Stored records:
-- BEGIN --

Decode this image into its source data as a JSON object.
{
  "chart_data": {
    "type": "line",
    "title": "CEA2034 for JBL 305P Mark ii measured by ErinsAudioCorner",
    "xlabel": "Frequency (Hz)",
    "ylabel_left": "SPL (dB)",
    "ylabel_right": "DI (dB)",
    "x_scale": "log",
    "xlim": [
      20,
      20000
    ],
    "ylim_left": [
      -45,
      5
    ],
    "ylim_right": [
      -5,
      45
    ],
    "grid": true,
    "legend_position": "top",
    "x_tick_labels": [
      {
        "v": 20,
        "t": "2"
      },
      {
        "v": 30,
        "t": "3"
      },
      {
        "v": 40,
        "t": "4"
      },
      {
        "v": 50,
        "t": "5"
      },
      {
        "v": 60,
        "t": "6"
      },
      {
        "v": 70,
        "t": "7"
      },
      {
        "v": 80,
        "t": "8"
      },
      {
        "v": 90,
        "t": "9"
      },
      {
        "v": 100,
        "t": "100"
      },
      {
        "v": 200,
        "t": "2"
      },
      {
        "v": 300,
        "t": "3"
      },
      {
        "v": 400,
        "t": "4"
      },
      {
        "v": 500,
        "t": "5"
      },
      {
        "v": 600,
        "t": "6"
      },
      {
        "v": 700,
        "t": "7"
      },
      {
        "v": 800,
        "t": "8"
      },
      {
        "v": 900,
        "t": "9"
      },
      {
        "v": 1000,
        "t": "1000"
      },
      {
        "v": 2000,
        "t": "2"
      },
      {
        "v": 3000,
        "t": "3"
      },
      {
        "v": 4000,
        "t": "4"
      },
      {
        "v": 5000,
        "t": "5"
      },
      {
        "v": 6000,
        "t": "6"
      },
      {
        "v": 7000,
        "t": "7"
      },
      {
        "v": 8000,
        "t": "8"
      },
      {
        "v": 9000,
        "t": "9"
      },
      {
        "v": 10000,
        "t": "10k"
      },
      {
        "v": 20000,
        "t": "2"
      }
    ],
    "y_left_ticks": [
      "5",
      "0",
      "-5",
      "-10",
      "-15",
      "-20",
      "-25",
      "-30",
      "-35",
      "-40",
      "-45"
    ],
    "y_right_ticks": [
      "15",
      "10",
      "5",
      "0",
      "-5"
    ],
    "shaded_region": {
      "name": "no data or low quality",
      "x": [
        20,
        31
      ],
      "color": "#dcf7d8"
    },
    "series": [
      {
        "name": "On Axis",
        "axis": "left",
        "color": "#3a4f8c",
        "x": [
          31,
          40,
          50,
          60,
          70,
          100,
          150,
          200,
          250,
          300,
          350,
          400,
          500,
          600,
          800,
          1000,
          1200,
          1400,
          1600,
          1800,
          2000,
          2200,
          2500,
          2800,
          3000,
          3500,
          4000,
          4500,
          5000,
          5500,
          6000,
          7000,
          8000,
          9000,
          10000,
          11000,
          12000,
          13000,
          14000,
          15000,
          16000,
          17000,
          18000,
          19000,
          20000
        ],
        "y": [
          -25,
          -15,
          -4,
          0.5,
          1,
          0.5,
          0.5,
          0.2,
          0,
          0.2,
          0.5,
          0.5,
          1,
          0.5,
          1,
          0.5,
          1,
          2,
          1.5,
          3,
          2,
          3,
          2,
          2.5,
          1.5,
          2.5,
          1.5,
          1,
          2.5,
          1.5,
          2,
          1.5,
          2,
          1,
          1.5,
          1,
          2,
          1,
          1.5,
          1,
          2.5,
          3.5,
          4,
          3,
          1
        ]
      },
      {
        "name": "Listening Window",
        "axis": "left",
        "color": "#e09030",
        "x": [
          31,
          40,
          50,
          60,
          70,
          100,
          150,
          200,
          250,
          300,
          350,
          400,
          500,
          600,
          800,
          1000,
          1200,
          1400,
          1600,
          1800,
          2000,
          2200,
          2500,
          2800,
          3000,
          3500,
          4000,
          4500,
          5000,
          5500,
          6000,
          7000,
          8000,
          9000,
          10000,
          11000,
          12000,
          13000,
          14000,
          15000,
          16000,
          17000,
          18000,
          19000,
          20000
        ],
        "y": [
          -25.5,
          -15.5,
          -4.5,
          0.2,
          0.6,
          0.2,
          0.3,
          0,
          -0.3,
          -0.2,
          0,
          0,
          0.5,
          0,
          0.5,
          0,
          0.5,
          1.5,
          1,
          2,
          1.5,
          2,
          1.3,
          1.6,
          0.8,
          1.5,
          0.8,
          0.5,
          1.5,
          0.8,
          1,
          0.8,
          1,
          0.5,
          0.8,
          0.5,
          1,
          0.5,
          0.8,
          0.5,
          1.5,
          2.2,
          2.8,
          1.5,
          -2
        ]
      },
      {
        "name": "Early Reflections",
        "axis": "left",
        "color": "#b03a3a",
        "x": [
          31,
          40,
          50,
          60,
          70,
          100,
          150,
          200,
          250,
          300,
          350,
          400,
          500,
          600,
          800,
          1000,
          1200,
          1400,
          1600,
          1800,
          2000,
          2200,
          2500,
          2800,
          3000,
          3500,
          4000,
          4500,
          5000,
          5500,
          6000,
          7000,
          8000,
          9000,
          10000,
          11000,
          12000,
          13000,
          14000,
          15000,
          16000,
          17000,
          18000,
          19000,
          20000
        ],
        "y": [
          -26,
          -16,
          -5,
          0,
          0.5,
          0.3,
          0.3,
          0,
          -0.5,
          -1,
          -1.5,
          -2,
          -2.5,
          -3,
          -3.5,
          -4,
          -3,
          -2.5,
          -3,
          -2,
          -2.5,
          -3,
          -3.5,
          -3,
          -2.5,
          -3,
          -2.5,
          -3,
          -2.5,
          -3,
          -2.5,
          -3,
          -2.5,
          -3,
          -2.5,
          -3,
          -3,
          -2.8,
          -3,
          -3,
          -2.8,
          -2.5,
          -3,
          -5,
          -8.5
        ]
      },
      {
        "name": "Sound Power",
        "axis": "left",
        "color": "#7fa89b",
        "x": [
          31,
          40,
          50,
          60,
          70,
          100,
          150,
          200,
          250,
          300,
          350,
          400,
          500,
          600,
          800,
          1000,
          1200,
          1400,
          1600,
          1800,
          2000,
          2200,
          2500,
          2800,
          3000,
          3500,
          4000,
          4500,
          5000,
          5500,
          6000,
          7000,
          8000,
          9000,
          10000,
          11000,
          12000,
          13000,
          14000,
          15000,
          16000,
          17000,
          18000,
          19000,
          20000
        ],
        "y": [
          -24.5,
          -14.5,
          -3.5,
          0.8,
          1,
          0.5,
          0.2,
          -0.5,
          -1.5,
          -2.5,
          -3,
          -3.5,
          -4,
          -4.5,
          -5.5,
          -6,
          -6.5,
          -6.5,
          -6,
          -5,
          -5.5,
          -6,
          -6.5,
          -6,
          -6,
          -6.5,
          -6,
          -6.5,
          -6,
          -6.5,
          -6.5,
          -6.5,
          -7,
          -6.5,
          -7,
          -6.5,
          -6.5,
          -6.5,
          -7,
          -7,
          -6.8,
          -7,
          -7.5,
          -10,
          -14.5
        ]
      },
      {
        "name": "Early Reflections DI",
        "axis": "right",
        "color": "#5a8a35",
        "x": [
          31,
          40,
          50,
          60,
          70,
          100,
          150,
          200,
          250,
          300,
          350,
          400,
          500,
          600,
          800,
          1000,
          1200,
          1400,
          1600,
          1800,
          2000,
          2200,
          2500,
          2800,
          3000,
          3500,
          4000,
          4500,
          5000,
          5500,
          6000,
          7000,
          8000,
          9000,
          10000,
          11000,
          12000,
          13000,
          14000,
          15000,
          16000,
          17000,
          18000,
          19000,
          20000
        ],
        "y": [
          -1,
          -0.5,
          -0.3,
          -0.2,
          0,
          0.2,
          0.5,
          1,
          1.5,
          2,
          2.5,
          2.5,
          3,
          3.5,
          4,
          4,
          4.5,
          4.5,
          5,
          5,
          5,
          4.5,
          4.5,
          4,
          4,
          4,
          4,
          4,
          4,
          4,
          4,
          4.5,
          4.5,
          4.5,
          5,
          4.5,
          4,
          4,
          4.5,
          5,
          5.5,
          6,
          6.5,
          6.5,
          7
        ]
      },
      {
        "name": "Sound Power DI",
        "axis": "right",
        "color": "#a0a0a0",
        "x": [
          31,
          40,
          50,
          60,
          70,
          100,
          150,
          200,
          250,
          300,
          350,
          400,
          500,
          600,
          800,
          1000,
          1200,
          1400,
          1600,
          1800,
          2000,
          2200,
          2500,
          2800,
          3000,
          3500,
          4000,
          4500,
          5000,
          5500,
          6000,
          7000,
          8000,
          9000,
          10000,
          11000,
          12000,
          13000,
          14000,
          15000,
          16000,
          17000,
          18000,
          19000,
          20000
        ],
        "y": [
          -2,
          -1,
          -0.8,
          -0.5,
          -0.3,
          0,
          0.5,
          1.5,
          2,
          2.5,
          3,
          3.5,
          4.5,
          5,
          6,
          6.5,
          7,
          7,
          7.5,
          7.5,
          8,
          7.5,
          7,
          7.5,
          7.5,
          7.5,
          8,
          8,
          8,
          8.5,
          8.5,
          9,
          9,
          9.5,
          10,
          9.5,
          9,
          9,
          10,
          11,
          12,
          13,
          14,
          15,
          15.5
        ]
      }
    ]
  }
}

-- END --

### DIRECTIONS FOR THIS TASK
List all lines where "color" occurs.

### EXERCISE OUTPUT
      "color": "#dcf7d8"
        "color": "#3a4f8c",
        "color": "#e09030",
        "color": "#b03a3a",
        "color": "#7fa89b",
        "color": "#5a8a35",
        "color": "#a0a0a0",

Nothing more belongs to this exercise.